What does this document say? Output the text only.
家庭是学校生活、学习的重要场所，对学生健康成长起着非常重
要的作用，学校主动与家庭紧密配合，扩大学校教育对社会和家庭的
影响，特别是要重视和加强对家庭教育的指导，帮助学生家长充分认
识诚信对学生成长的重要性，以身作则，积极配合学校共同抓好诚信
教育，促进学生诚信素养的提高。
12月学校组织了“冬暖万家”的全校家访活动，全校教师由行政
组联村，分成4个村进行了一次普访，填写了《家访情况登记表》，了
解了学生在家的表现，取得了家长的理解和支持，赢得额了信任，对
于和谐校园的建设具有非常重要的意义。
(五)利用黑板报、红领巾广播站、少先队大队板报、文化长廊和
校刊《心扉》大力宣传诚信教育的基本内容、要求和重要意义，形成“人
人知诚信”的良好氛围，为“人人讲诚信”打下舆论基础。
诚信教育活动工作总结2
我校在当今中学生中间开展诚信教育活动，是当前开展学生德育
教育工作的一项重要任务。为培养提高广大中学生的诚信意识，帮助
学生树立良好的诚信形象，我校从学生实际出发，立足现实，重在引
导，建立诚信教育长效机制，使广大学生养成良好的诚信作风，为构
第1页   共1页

> **Written exercise**
Quote all the records exactly, please, leaving none out.

> **Exercise answer**
What does this document say? Output the text only.
家庭是学校生活、学习的重要场所，对学生健康成长起着非常重
要的作用，学校主动与家庭紧密配合，扩大学校教育对社会和家庭的
影响，特别是要重视和加强对家庭教育的指导，帮助学生家长充分认
识诚信对学生成长的重要性，以身作则，积极配合学校共同抓好诚信
教育，促进学生诚信素养的提高。
12月学校组织了“冬暖万家”的全校家访活动，全校教师由行政
组联村，分成4个村进行了一次普访，填写了《家访情况登记表》，了
解了学生在家的表现，取得了家长的理解和支持，赢得额了信任，对
于和谐校园的建设具有非常重要的意义。
(五)利用黑板报、红领巾广播站、少先队大队板报、文化长廊和
校刊《心扉》大力宣传诚信教育的基本内容、要求和重要意义，形成“人
人知诚信”的良好氛围，为“人人讲诚信”打下舆论基础。
诚信教育活动工作总结2
我校在当今中学生中间开展诚信教育活动，是当前开展学生德育
教育工作的一项重要任务。为培养提高广大中学生的诚信意识，帮助
学生树立良好的诚信形象，我校从学生实际出发，立足现实，重在引
导，建立诚信教育长效机制，使广大学生养成良好的诚信作风，为构
第1页   共1页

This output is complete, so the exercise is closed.